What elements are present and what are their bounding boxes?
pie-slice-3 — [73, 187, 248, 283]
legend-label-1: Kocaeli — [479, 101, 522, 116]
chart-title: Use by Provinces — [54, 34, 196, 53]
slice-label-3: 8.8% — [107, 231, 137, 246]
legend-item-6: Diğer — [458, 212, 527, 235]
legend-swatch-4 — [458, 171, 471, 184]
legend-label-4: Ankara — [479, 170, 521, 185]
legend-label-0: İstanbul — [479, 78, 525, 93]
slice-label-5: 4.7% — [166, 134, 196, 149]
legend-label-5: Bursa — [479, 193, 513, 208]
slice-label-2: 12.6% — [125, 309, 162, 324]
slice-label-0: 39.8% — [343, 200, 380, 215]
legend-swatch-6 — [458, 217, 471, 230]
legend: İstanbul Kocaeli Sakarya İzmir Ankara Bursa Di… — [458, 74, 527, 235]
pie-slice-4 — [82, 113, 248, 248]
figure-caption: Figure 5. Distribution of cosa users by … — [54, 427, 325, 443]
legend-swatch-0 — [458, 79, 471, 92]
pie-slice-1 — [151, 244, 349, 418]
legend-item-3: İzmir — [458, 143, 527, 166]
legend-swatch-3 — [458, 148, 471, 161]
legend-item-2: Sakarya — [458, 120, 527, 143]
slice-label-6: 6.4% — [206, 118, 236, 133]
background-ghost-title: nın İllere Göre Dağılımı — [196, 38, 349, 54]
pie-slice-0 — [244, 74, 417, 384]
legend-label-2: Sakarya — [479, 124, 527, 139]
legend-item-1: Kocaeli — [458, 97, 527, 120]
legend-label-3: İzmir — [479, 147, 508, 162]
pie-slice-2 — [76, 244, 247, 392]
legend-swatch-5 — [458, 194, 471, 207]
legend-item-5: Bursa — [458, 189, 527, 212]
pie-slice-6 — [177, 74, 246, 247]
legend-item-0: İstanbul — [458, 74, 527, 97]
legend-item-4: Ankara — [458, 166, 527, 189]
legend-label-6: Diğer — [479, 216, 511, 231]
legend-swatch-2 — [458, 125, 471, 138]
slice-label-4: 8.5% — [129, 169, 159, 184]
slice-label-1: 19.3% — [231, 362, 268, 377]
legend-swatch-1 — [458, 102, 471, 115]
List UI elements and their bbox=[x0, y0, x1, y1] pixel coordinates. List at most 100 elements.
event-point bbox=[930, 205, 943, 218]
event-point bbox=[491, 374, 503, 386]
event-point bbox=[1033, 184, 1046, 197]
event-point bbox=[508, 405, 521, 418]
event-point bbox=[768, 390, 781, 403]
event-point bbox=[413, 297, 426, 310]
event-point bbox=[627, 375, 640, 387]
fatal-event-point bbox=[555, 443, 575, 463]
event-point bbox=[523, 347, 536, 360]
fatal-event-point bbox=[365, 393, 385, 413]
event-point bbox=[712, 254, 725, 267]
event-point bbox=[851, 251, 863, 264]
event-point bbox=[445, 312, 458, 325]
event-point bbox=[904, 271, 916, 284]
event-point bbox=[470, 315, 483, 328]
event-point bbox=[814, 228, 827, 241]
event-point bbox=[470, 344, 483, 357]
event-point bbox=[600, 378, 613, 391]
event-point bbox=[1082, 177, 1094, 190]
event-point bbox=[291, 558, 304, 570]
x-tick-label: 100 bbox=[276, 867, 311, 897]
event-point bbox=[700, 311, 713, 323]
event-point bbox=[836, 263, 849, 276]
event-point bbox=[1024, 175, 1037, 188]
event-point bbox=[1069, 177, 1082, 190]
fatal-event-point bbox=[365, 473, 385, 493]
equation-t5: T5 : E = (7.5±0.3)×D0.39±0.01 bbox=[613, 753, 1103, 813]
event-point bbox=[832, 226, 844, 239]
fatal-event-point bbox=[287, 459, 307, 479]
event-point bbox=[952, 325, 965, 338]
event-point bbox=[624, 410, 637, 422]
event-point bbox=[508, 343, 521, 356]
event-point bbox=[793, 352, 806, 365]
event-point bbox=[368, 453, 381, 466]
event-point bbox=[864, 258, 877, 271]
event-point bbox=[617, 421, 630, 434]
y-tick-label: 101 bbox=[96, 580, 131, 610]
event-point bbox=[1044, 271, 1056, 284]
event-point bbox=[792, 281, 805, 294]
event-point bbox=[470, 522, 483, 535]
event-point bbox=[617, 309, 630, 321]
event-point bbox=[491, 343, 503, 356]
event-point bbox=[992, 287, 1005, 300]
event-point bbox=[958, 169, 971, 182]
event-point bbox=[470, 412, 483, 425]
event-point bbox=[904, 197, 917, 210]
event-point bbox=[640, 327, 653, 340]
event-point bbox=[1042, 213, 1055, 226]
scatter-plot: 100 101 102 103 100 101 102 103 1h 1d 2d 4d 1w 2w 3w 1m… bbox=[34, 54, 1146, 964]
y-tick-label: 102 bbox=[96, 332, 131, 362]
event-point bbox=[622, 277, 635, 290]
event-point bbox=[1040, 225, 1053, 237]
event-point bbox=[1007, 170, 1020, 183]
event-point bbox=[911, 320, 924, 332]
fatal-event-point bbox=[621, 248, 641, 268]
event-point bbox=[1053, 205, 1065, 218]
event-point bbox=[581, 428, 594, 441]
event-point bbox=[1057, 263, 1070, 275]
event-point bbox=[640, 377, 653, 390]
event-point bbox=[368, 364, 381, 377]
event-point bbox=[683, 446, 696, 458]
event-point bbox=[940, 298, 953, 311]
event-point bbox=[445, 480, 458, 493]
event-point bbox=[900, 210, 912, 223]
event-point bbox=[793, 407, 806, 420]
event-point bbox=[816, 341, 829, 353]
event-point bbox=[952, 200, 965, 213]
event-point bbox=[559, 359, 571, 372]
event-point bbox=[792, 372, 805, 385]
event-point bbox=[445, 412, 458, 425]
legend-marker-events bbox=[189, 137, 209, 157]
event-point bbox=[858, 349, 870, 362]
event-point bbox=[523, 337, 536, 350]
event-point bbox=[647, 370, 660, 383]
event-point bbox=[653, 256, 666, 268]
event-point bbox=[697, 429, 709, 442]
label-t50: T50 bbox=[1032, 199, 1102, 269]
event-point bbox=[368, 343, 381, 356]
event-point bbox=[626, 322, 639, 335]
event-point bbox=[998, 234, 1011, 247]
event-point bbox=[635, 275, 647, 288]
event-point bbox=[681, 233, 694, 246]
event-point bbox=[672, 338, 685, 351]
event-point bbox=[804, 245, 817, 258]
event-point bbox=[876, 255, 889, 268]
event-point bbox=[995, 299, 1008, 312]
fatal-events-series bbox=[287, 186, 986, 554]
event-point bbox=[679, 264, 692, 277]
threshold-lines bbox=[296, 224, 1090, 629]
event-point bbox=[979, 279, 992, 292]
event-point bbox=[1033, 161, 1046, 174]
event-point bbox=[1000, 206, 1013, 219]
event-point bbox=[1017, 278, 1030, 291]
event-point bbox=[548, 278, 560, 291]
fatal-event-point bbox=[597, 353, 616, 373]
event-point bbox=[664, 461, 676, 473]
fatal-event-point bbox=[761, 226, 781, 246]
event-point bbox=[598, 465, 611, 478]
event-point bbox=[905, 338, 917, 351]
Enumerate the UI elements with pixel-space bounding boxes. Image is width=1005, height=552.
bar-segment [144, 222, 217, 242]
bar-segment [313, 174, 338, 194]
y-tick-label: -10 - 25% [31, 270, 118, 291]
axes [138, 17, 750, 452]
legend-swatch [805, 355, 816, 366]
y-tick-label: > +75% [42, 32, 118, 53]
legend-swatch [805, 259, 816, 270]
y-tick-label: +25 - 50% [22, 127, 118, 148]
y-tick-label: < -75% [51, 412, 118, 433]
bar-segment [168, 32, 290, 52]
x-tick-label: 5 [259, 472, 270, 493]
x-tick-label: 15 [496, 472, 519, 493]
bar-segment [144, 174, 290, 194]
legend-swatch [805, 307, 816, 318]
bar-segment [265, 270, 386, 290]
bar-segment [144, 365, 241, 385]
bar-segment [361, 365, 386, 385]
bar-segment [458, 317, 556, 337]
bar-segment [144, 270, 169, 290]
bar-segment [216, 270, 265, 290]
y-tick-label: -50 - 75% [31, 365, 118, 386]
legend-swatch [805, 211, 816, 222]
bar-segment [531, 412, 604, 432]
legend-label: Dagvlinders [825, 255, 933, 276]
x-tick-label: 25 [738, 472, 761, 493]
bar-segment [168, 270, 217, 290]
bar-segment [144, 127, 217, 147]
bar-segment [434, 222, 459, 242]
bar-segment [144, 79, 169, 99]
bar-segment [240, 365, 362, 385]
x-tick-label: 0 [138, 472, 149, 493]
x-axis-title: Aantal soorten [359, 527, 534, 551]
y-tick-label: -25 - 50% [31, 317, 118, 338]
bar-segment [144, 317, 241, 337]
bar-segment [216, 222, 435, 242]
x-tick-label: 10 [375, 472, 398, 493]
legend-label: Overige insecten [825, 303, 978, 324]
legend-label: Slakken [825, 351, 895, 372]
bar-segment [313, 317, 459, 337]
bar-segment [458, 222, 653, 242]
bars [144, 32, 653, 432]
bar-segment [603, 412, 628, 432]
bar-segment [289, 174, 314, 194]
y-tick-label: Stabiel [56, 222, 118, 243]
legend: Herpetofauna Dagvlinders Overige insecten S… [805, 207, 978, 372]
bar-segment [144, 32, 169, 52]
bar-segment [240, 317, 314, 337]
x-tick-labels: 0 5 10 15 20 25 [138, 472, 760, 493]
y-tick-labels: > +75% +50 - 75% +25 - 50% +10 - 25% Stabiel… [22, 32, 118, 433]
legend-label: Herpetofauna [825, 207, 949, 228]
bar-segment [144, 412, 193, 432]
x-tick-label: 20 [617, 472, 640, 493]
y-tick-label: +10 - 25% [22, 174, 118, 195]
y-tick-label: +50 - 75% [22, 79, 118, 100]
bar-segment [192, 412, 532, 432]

PROBLEM DESCRIPTION –
Reproduce word for word the lines of the material above, starting at its first line and ending at the line that contains "figure-caption: Figure 5.".

OUTPUT OF THE EXERCISE –
What elements are present and what are their bounding boxes?
pie-slice-3 — [73, 187, 248, 283]
legend-label-1: Kocaeli — [479, 101, 522, 116]
chart-title: Use by Provinces — [54, 34, 196, 53]
slice-label-3: 8.8% — [107, 231, 137, 246]
legend-item-6: Diğer — [458, 212, 527, 235]
legend-swatch-4 — [458, 171, 471, 184]
legend-label-4: Ankara — [479, 170, 521, 185]
legend-label-0: İstanbul — [479, 78, 525, 93]
slice-label-5: 4.7% — [166, 134, 196, 149]
legend-label-5: Bursa — [479, 193, 513, 208]
slice-label-2: 12.6% — [125, 309, 162, 324]
slice-label-0: 39.8% — [343, 200, 380, 215]
legend-swatch-6 — [458, 217, 471, 230]
legend: İstanbul Kocaeli Sakarya İzmir Ankara Bursa Di… — [458, 74, 527, 235]
pie-slice-4 — [82, 113, 248, 248]
figure-caption: Figure 5. Distribution of cosa users by … — [54, 427, 325, 443]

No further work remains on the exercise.